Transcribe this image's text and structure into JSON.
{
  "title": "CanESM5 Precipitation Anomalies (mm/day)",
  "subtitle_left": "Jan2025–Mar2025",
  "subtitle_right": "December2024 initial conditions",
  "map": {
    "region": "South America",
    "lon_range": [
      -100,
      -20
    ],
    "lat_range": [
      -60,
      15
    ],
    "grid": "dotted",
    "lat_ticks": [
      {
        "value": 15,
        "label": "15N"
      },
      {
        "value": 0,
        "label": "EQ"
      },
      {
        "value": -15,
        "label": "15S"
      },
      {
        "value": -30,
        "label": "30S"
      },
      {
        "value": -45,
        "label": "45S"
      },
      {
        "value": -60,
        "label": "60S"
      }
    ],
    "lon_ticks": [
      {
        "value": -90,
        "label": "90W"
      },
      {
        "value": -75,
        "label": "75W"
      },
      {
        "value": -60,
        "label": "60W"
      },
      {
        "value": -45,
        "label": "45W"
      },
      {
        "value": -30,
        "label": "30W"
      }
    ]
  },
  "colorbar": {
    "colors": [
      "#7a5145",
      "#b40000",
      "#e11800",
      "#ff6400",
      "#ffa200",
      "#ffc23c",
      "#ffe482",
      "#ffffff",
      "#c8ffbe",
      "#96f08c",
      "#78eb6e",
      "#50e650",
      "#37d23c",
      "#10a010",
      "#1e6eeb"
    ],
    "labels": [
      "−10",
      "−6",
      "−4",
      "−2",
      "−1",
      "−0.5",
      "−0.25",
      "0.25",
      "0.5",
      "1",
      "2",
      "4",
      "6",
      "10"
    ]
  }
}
========
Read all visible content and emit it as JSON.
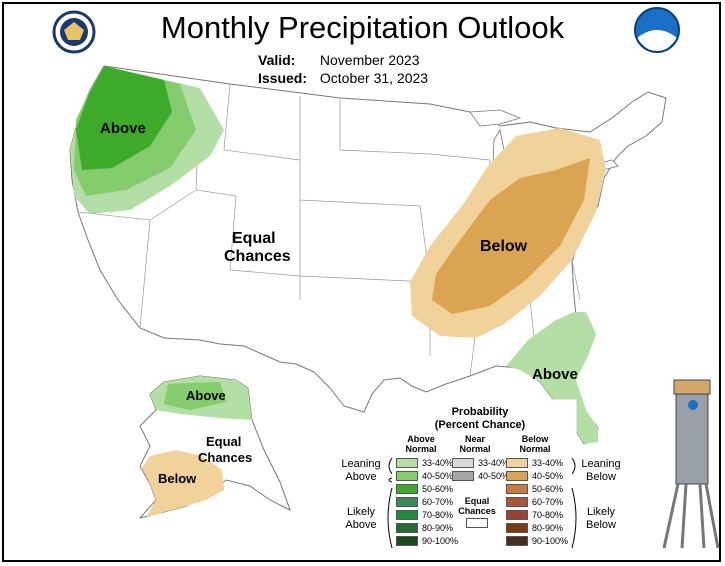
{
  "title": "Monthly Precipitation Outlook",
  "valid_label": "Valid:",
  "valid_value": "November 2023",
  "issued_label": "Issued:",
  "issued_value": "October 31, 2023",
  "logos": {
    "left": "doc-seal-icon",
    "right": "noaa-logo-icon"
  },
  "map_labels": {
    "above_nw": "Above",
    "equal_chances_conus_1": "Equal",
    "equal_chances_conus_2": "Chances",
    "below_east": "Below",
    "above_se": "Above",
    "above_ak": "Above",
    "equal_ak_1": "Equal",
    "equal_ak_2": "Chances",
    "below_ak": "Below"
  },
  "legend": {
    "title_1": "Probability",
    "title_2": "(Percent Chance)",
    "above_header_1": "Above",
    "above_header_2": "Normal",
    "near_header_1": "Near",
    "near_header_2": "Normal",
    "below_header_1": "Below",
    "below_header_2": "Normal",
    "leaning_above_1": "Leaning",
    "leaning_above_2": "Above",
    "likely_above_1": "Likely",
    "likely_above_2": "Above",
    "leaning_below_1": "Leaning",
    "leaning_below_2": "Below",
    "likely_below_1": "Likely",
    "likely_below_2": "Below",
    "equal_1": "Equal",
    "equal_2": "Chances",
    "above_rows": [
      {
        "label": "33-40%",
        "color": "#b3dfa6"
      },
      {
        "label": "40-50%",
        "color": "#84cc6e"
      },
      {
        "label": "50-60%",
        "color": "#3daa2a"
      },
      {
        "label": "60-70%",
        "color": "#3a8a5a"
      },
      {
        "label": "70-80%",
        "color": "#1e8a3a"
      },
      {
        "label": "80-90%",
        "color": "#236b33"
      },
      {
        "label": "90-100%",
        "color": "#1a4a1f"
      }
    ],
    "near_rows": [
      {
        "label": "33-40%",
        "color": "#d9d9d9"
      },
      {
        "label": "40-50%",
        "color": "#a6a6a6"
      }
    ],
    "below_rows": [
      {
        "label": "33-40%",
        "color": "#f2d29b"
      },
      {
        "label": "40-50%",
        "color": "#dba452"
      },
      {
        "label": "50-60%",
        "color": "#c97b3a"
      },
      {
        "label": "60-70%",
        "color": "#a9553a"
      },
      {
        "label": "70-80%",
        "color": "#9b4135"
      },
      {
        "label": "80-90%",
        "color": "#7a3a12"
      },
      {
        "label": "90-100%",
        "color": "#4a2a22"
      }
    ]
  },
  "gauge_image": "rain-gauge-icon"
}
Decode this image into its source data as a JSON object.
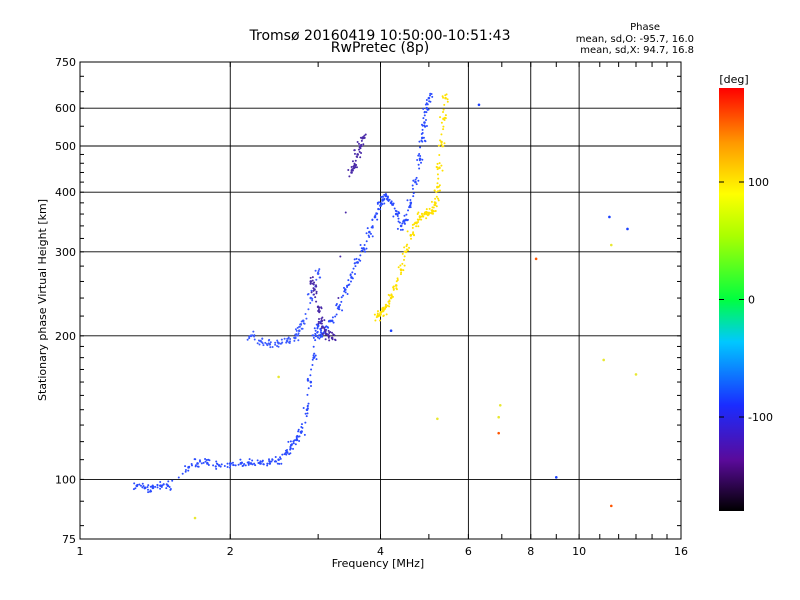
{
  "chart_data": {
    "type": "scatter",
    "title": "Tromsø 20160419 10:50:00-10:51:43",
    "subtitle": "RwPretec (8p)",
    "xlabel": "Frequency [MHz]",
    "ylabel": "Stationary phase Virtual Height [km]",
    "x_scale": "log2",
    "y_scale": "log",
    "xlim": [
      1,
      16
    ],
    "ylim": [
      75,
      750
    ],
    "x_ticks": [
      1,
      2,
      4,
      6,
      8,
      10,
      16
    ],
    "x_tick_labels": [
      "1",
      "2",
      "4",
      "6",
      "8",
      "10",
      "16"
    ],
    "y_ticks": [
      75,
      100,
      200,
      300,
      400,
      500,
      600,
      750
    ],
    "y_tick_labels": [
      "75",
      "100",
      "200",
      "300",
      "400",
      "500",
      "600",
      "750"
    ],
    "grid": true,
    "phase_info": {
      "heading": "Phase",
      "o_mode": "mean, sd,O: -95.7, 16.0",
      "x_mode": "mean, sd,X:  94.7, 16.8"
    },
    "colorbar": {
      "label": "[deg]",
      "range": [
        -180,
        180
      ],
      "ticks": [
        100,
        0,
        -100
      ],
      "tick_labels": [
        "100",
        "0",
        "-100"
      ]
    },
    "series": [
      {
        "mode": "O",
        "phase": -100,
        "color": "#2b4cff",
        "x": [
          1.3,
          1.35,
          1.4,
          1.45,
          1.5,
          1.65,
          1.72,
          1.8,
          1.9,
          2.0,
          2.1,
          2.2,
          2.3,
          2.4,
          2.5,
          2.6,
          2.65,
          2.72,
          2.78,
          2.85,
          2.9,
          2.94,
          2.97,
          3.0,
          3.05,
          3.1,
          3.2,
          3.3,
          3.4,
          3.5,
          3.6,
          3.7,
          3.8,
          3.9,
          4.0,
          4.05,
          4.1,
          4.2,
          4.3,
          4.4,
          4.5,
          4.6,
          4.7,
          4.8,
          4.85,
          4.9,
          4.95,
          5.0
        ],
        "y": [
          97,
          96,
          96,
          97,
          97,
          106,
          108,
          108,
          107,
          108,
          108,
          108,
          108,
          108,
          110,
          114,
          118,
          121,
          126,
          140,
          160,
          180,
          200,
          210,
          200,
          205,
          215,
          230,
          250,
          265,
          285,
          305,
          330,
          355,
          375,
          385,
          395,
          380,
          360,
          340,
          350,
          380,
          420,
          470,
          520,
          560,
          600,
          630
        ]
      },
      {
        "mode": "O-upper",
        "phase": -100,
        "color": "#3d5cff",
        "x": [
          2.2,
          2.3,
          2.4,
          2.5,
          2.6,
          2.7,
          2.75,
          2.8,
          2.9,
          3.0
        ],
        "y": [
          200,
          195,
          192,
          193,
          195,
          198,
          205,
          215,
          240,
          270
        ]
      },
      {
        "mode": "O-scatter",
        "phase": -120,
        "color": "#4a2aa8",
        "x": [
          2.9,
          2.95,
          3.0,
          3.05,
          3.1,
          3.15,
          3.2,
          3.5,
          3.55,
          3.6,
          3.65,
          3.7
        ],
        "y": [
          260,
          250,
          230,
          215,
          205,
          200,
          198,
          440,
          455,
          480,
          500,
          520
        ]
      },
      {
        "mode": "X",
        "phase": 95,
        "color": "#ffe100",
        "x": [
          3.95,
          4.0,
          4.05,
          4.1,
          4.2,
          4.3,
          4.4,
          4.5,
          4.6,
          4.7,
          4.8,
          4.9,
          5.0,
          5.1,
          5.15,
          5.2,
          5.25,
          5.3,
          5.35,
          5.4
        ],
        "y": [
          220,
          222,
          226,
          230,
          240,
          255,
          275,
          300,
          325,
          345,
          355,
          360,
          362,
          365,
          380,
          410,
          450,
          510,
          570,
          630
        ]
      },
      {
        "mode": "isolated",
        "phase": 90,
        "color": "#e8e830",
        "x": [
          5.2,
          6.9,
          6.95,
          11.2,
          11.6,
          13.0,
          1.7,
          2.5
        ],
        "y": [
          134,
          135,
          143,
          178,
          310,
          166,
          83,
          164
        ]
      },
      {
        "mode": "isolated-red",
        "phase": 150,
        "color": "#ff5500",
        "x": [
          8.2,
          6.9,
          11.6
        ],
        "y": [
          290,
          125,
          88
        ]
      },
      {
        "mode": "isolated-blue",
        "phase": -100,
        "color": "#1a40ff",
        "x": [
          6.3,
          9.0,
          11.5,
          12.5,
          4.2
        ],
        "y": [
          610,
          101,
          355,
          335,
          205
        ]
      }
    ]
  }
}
========
● What this task involves: Look through the material above. Copy each line where the word "icon" appears.

● Finished answer:
    "left": "doc-seal-icon",
    "right": "noaa-logo-icon"
  "gauge_image": "rain-gauge-icon"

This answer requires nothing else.